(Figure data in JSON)
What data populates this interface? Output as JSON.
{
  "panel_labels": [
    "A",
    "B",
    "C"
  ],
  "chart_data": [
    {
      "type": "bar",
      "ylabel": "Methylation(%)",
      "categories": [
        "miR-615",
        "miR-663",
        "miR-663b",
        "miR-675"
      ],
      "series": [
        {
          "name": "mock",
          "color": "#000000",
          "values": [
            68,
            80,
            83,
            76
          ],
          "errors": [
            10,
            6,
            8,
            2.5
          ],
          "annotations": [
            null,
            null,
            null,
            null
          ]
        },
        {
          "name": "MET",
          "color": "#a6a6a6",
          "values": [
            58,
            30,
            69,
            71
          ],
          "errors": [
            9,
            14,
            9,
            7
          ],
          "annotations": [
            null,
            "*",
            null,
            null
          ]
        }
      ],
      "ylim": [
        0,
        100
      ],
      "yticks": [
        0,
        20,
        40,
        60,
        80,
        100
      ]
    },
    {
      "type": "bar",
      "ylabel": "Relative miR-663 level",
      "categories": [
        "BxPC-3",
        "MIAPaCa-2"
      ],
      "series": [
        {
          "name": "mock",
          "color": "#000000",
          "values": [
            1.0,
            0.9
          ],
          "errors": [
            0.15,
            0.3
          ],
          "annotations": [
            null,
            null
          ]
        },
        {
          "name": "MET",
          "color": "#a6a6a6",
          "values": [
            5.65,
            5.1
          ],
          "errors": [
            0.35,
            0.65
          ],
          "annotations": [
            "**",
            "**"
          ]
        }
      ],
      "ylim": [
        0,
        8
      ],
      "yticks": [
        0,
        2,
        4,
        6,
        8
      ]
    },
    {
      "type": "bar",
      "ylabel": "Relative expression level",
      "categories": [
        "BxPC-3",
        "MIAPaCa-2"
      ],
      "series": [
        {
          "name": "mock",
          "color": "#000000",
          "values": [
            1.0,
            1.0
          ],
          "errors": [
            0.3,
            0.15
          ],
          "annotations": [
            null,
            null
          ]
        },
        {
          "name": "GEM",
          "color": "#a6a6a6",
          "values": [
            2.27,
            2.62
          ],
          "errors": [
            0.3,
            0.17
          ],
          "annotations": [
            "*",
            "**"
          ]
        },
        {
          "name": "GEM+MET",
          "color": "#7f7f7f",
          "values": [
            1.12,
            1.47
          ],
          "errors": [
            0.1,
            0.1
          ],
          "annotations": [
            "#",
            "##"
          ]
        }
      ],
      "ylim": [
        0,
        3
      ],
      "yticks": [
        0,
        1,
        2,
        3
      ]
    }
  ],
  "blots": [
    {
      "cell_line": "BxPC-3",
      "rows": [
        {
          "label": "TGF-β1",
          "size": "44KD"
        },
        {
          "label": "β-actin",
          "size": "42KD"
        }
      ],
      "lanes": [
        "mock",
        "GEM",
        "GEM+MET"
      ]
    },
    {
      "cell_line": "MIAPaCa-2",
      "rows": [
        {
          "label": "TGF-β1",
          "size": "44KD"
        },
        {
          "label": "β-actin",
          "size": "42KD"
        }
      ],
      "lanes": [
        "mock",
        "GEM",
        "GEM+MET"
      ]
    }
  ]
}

> [What is needed]:
Using the data above, print every record exactly as shown.

> [Reply to the task]:
What data populates this interface? Output as JSON.
{
  "panel_labels": [
    "A",
    "B",
    "C"
  ],
  "chart_data": [
    {
      "type": "bar",
      "ylabel": "Methylation(%)",
      "categories": [
        "miR-615",
        "miR-663",
        "miR-663b",
        "miR-675"
      ],
      "series": [
        {
          "name": "mock",
          "color": "#000000",
          "values": [
            68,
            80,
            83,
            76
          ],
          "errors": [
            10,
            6,
            8,
            2.5
          ],
          "annotations": [
            null,
            null,
            null,
            null
          ]
        },
        {
          "name": "MET",
          "color": "#a6a6a6",
          "values": [
            58,
            30,
            69,
            71
          ],
          "errors": [
            9,
            14,
            9,
            7
          ],
          "annotations": [
            null,
            "*",
            null,
            null
          ]
        }
      ],
      "ylim": [
        0,
        100
      ],
      "yticks": [
        0,
        20,
        40,
        60,
        80,
        100
      ]
    },
    {
      "type": "bar",
      "ylabel": "Relative miR-663 level",
      "categories": [
        "BxPC-3",
        "MIAPaCa-2"
      ],
      "series": [
        {
          "name": "mock",
          "color": "#000000",
          "values": [
            1.0,
            0.9
          ],
          "errors": [
            0.15,
            0.3
          ],
          "annotations": [
            null,
            null
          ]
        },
        {
          "name": "MET",
          "color": "#a6a6a6",
          "values": [
            5.65,
            5.1
          ],
          "errors": [
            0.35,
            0.65
          ],
          "annotations": [
            "**",
            "**"
          ]
        }
      ],
      "ylim": [
        0,
        8
      ],
      "yticks": [
        0,
        2,
        4,
        6,
        8
      ]
    },
    {
      "type": "bar",
      "ylabel": "Relative expression level",
      "categories": [
        "BxPC-3",
        "MIAPaCa-2"
      ],
      "series": [
        {
          "name": "mock",
          "color": "#000000",
          "values": [
            1.0,
            1.0
          ],
          "errors": [
            0.3,
            0.15
          ],
          "annotations": [
            null,
            null
          ]
        },
        {
          "name": "GEM",
          "color": "#a6a6a6",
          "values": [
            2.27,
            2.62
          ],
          "errors": [
            0.3,
            0.17
          ],
          "annotations": [
            "*",
            "**"
          ]
        },
        {
          "name": "GEM+MET",
          "color": "#7f7f7f",
          "values": [
            1.12,
            1.47
          ],
          "errors": [
            0.1,
            0.1
          ],
          "annotations": [
            "#",
            "##"
          ]
        }
      ],
      "ylim": [
        0,
        3
      ],
      "yticks": [
        0,
        1,
        2,
        3
      ]
    }
  ],
  "blots": [
    {
      "cell_line": "BxPC-3",
      "rows": [
        {
          "label": "TGF-β1",
          "size": "44KD"
        },
        {
          "label": "β-actin",
          "size": "42KD"
        }
      ],
      "lanes": [
        "mock",
        "GEM",
        "GEM+MET"
      ]
    },
    {
      "cell_line": "MIAPaCa-2",
      "rows": [
        {
          "label": "TGF-β1",
          "size": "44KD"
        },
        {
          "label": "β-actin",
          "size": "42KD"
        }
      ],
      "lanes": [
        "mock",
        "GEM",
        "GEM+MET"
      ]
    }
  ]
}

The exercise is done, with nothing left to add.